▸ Tasks to carry out:
- 1) Retype the stretch of the Oracle Files globalization passage from "How to Choose" through "or lose characters.", keeping every word and mark unchanged.
- 2) Answer these questions using the Oracle Files globalization passage:
(a) Which data type stores document content as-is, without character set conversion?
(b) In which character set is the full-text search index on document content encoded?
(c) Of what is the repository the implementation?

▸ Excerpt to read:
- - -

Skip Headers

Oracle Files Administration Guide
9.0.3

Part Number A97358-01
Go to Documentation Home
Home
Go to Book List
Book List
Go to Table of Contents
Contents
Go to Index
Index
Go to Master Index
Master Index
Go to Feedback page
Feedback

Go to previous page
Previous
Go to next page
Next
View PDF

G
Globalization Support

Globalization Support Overview

Oracle Files globalization support enables users to store and search documents of heterogeneous character sets and languages in a single Oracle Files instance. In addition, the foundation is provided for development of multilingual applications that can be accessed and run from anywhere in the world simultaneously. The content of the user interface would be rendered and the data processed in the native users' languages and locale preferences. The globalization infrastructure ensures that the resource strings, error messages, sort order, date, time, monetary, numeric, and calendar conventions automatically adapt to any native language and locale.

The Repository

The repository is the implementation of the core of Oracle Files, on which the protocol servers and applications are built. Globalization support is provided in the repository so that the other dependent components can share and utilize this support. The major globalization goal for the repository is to ensure efficient storage of documents of heterogeneous character sets and languages, and to allow effective update, retrieval, and search on these documents.

How to Choose the Database Character Set for Oracle Files

In the repository, all metadata strings, such as the name of the document, description, etc., are stored in the VARCHAR2 data type of the Oracle9i database. Strings stored in this data type are encoded in the database character set specified when a database is created. The document itself, however, is unstructured data and stored in one of the large object data types of the Oracle9i database, particularly the BLOB data type. The BLOB data type stores content as-is, avoiding any character set conversion on document content. The LONG and CLOB data types store content in the database character set, which requires character set conversion. Conversions can compromise the data integrity and have the potential to convert incorrectly or lose characters.

The full-text search index built on the document content is encoded in the database character set. When a document's content is indexed, the BLOB data is converted from the content's character set to the database character set for creation of the index text tokens. If the content's character set is not a subset of the database character set, the conversion will yield garbage tokens. For example, a database character set of ISO-8859-1 (Western European languages) will not be able to index correctly a Shift-JIS (Japanese) document. To be able to search content effectively, the character set of the documents stored by the users should be considered when selecting the database character set.

- - -

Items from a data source
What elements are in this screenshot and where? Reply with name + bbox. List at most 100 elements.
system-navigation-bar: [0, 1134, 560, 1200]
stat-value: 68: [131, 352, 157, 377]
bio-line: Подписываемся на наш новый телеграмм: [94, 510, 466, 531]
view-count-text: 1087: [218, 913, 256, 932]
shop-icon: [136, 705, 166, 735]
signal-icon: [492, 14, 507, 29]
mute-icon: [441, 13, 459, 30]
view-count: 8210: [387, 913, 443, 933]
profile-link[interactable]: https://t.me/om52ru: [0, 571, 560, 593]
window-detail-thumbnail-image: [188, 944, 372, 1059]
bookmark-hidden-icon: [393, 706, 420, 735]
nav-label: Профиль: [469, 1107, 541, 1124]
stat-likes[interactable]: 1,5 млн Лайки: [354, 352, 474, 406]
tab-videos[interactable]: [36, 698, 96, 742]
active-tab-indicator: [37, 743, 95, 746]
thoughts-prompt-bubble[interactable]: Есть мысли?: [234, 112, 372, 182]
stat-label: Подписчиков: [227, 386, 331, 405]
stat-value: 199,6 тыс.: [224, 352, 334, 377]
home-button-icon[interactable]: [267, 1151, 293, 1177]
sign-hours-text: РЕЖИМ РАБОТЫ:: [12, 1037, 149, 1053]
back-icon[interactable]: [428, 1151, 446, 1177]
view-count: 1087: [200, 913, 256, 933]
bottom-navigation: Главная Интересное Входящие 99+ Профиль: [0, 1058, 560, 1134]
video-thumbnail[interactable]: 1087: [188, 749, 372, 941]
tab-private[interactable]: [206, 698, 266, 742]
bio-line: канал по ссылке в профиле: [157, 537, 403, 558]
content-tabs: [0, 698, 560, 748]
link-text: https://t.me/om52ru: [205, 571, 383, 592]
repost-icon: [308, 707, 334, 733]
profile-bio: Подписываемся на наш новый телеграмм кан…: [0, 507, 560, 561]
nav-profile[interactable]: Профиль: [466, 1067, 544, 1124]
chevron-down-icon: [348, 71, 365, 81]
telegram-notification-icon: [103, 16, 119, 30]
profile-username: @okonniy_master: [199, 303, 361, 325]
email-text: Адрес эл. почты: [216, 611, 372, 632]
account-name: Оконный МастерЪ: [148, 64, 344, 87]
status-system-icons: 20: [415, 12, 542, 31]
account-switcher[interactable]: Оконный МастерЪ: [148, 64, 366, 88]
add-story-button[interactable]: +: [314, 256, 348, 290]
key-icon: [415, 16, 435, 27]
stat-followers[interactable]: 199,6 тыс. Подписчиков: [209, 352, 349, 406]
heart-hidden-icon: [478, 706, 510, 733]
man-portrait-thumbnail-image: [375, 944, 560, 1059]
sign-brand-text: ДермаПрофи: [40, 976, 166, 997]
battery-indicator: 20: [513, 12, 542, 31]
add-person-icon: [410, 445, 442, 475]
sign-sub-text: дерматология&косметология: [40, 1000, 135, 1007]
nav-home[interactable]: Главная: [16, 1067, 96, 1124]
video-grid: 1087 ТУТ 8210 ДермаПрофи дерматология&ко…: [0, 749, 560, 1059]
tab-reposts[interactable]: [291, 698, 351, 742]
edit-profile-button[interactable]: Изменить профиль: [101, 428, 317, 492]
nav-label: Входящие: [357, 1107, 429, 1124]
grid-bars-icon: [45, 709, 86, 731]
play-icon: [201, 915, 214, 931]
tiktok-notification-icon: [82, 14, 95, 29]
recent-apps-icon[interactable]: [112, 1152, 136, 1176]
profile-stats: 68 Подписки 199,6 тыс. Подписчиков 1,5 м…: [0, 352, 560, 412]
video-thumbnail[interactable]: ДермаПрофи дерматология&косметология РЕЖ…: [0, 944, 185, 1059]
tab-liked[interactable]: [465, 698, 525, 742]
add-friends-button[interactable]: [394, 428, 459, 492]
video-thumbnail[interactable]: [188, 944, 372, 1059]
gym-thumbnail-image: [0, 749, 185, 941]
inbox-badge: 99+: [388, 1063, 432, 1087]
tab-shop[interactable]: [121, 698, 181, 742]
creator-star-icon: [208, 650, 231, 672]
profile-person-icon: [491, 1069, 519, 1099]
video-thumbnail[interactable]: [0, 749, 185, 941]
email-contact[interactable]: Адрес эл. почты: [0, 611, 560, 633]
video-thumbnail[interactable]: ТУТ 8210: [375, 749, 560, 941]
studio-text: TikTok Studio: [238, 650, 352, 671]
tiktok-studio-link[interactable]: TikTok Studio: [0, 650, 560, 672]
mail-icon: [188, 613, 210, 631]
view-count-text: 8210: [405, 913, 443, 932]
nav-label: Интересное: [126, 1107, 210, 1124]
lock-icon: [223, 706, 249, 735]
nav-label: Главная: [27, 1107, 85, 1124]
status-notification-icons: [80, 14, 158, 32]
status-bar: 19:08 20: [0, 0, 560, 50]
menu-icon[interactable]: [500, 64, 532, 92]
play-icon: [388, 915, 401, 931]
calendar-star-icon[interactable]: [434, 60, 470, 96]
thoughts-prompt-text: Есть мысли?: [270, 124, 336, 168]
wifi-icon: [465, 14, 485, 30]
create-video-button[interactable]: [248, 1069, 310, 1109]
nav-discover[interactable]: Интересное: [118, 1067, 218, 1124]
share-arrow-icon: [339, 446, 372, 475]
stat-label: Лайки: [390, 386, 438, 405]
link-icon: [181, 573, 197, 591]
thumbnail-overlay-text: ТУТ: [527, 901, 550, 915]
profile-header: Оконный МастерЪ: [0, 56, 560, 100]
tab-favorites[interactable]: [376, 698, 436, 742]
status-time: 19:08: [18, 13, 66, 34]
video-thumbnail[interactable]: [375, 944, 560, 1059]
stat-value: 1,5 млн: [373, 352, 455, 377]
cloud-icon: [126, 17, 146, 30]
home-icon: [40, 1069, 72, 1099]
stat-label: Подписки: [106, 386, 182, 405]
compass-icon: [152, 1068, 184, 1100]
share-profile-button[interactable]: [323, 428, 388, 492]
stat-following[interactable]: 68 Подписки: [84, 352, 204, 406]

- - -

▸ Outputs:
- 1)
How to Choose the Database Character Set for Oracle Files

In the repository, all metadata strings, such as the name of the document, description, etc., are stored in the VARCHAR2 data type of the Oracle9i database. Strings stored in this data type are encoded in the database character set specified when a database is created. The document itself, however, is unstructured data and stored in one of the large object data types of the Oracle9i database, particularly the BLOB data type. The BLOB data type stores content as-is, avoiding any character set conversion on document content. The LONG and CLOB data types store content in the database character set, which requires character set conversion. Conversions can compromise the data integrity and have the potential to convert incorrectly or lose characters.

- 2)
(a) The BLOB data type.
(b) The database character set.
(c) The core of Oracle Files.